Data items

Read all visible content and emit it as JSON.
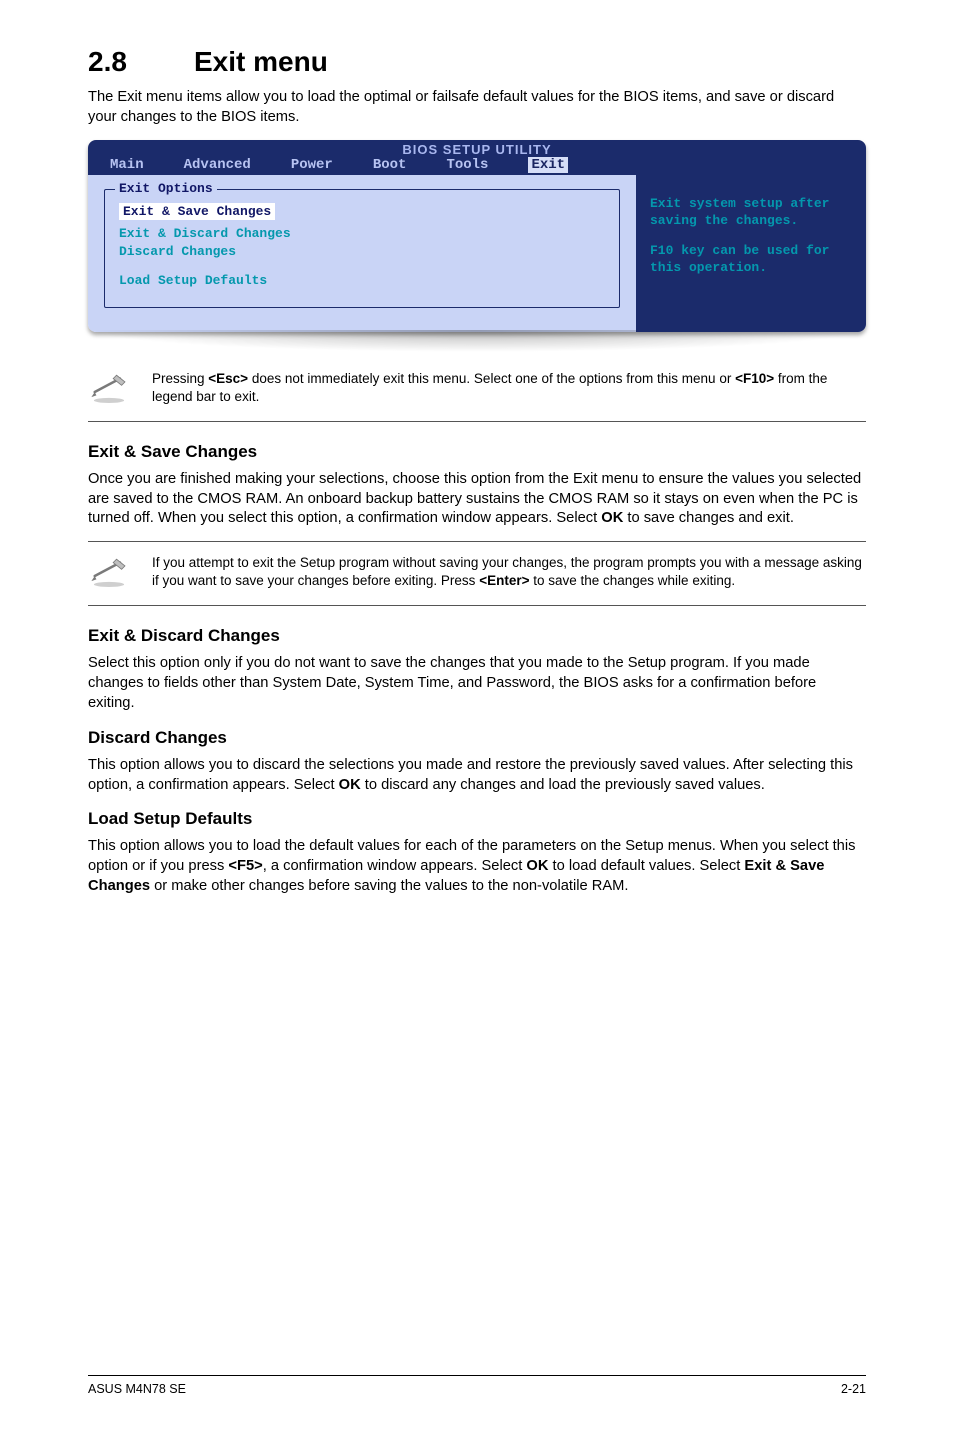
{
  "section": {
    "num": "2.8",
    "title": "Exit menu"
  },
  "intro": "The Exit menu items allow you to load the optimal or failsafe default values for the BIOS items, and save or discard your changes to the BIOS items.",
  "bios": {
    "title": "BIOS SETUP UTILITY",
    "tabs": [
      "Main",
      "Advanced",
      "Power",
      "Boot",
      "Tools",
      "Exit"
    ],
    "legend": "Exit Options",
    "items": [
      "Exit & Save Changes",
      "Exit & Discard Changes",
      "Discard Changes",
      "Load Setup Defaults"
    ],
    "help1": "Exit system setup after saving the changes.",
    "help2": "F10 key can be used for this operation."
  },
  "note_esc_pre": "Pressing ",
  "note_esc_key": "<Esc>",
  "note_esc_mid": " does not immediately exit this menu. Select one of the options from this menu or ",
  "note_esc_key2": "<F10>",
  "note_esc_post": " from the legend bar to exit.",
  "s1": {
    "h": "Exit & Save Changes",
    "p_pre": "Once you are finished making your selections, choose this option from the Exit menu to ensure the values you selected are saved to the CMOS RAM. An onboard backup battery sustains the CMOS RAM so it stays on even when the PC is turned off. When you select this option, a confirmation window appears. Select ",
    "p_bold": "OK",
    "p_post": " to save changes and exit."
  },
  "note_save_pre": " If you attempt to exit the Setup program without saving your changes, the program prompts you with a message asking if you want to save your changes before exiting. Press ",
  "note_save_key": "<Enter>",
  "note_save_post": " to save the  changes while exiting.",
  "s2": {
    "h": "Exit & Discard Changes",
    "p": "Select this option only if you do not want to save the changes that you  made to the Setup program. If you made changes to fields other than System Date, System Time, and Password, the BIOS asks for a confirmation before exiting."
  },
  "s3": {
    "h": "Discard Changes",
    "p_pre": "This option allows you to discard the selections you made and restore the previously saved values. After selecting this option, a confirmation appears. Select ",
    "p_bold": "OK",
    "p_post": " to discard any changes and load the previously saved values."
  },
  "s4": {
    "h": "Load Setup Defaults",
    "p_pre": "This option allows you to load the default values for each of the parameters on the Setup menus. When you select this option or if you press ",
    "p_bold1": "<F5>",
    "p_mid1": ", a confirmation window appears. Select ",
    "p_bold2": "OK",
    "p_mid2": " to load default values. Select ",
    "p_bold3": "Exit & Save Changes",
    "p_post": " or make other changes before saving the values to the non-volatile RAM."
  },
  "footer": {
    "left": "ASUS M4N78 SE",
    "right": "2-21"
  }
}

**Instructions to follow**
Repeat the records word for word. Any picture in them should be left out.

**Solution to this task**
Read all visible content and emit it as JSON.
{
  "section": {
    "num": "2.8",
    "title": "Exit menu"
  },
  "intro": "The Exit menu items allow you to load the optimal or failsafe default values for the BIOS items, and save or discard your changes to the BIOS items.",
  "bios": {
    "title": "BIOS SETUP UTILITY",
    "tabs": [
      "Main",
      "Advanced",
      "Power",
      "Boot",
      "Tools",
      "Exit"
    ],
    "legend": "Exit Options",
    "items": [
      "Exit & Save Changes",
      "Exit & Discard Changes",
      "Discard Changes",
      "Load Setup Defaults"
    ],
    "help1": "Exit system setup after saving the changes.",
    "help2": "F10 key can be used for this operation."
  },
  "note_esc_pre": "Pressing ",
  "note_esc_key": "<Esc>",
  "note_esc_mid": " does not immediately exit this menu. Select one of the options from this menu or ",
  "note_esc_key2": "<F10>",
  "note_esc_post": " from the legend bar to exit.",
  "s1": {
    "h": "Exit & Save Changes",
    "p_pre": "Once you are finished making your selections, choose this option from the Exit menu to ensure the values you selected are saved to the CMOS RAM. An onboard backup battery sustains the CMOS RAM so it stays on even when the PC is turned off. When you select this option, a confirmation window appears. Select ",
    "p_bold": "OK",
    "p_post": " to save changes and exit."
  },
  "note_save_pre": " If you attempt to exit the Setup program without saving your changes, the program prompts you with a message asking if you want to save your changes before exiting. Press ",
  "note_save_key": "<Enter>",
  "note_save_post": " to save the  changes while exiting.",
  "s2": {
    "h": "Exit & Discard Changes",
    "p": "Select this option only if you do not want to save the changes that you  made to the Setup program. If you made changes to fields other than System Date, System Time, and Password, the BIOS asks for a confirmation before exiting."
  },
  "s3": {
    "h": "Discard Changes",
    "p_pre": "This option allows you to discard the selections you made and restore the previously saved values. After selecting this option, a confirmation appears. Select ",
    "p_bold": "OK",
    "p_post": " to discard any changes and load the previously saved values."
  },
  "s4": {
    "h": "Load Setup Defaults",
    "p_pre": "This option allows you to load the default values for each of the parameters on the Setup menus. When you select this option or if you press ",
    "p_bold1": "<F5>",
    "p_mid1": ", a confirmation window appears. Select ",
    "p_bold2": "OK",
    "p_mid2": " to load default values. Select ",
    "p_bold3": "Exit & Save Changes",
    "p_post": " or make other changes before saving the values to the non-volatile RAM."
  },
  "footer": {
    "left": "ASUS M4N78 SE",
    "right": "2-21"
  }
}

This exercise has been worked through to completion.